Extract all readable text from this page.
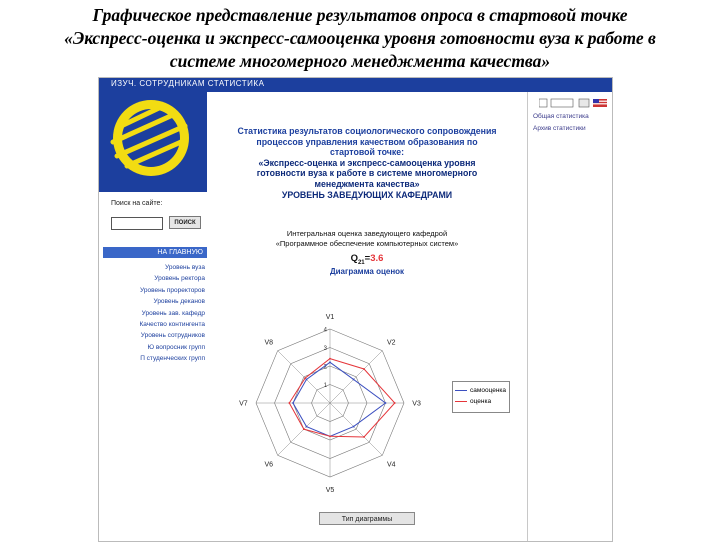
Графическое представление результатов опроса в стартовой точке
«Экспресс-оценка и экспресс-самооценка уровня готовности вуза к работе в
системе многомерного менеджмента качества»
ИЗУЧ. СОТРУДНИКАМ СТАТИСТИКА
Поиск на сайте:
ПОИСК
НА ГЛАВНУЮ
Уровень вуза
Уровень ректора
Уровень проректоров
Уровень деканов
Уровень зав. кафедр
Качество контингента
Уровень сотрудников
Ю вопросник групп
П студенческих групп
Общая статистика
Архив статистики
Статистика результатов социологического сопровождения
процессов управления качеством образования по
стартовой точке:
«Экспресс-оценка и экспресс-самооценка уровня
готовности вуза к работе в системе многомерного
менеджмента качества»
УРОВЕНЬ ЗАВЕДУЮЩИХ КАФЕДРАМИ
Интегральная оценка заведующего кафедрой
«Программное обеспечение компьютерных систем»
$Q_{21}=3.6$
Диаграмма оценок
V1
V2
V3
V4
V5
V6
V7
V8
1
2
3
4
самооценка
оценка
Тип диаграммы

◆ ◆ ◆ ◆ ◆

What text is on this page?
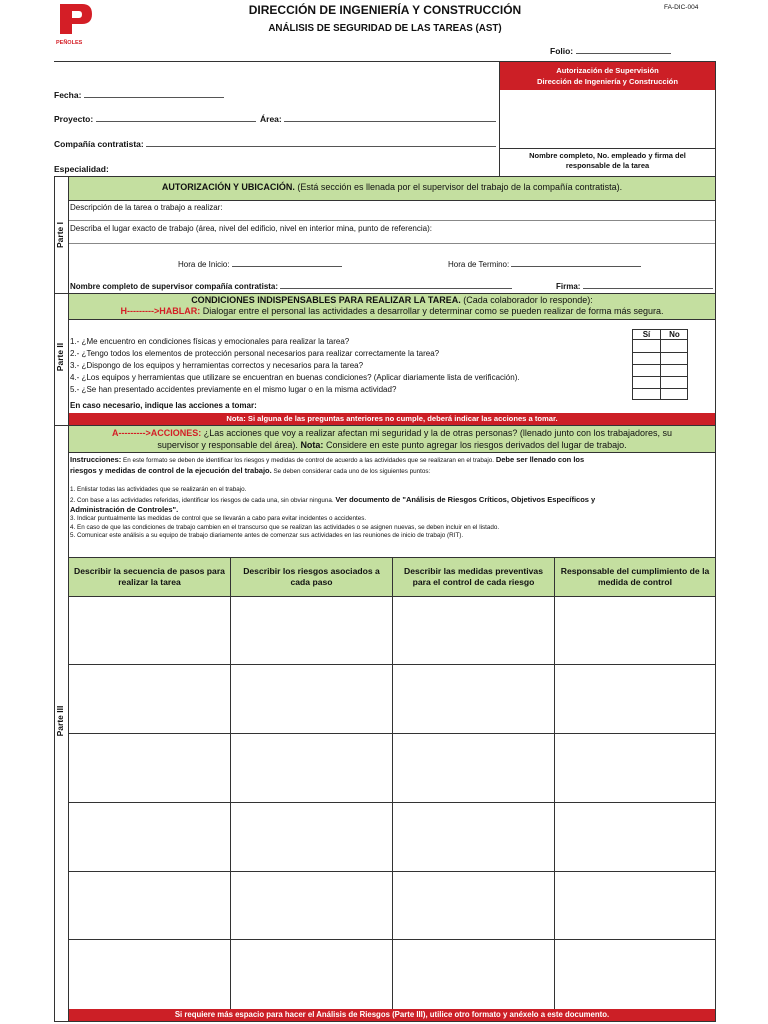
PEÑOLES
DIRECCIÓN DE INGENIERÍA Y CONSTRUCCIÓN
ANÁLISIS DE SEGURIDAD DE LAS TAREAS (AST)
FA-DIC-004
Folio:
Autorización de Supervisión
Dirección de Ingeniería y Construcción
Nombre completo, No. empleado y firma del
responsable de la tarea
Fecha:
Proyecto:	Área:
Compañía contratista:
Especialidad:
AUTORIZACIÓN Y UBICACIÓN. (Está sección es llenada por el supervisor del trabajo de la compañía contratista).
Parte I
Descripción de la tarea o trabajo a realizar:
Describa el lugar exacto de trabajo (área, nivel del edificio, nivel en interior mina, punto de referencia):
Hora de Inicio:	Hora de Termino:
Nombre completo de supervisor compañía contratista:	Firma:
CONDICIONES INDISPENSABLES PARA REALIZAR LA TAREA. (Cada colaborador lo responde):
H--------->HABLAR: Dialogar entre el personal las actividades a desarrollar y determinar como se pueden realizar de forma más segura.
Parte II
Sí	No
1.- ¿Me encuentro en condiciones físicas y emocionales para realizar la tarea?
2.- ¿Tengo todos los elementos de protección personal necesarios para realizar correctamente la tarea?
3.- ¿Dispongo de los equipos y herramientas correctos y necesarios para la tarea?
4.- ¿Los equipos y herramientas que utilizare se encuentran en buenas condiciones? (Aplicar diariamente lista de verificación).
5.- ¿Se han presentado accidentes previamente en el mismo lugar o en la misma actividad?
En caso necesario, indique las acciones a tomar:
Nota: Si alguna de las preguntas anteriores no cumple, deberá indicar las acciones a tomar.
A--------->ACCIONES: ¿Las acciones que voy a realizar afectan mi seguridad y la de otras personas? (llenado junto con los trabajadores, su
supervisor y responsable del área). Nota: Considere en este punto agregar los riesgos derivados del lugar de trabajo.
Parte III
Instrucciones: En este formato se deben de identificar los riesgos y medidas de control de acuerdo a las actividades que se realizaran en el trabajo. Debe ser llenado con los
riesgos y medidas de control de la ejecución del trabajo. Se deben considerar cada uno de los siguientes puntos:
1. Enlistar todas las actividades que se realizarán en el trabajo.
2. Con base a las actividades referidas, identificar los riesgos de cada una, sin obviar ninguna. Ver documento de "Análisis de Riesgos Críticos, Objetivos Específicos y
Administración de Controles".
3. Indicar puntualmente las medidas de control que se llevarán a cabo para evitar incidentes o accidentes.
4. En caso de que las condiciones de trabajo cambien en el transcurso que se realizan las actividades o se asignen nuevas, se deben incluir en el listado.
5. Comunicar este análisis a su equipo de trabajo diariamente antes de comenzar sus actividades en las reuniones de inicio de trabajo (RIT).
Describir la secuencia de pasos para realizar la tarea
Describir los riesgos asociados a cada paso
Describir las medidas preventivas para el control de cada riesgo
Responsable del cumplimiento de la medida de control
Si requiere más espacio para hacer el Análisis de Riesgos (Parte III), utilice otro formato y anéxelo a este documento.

◆ ◆ ◆ ◆ ◆

**What the exercise asks**
Look over the listing. Pull out every line with the string "готовности" in it.

**Solution to this problem**
«Экспресс-оценка и экспресс-самооценка уровня готовности вуза к работе в
готовности вуза к работе в системе многомерного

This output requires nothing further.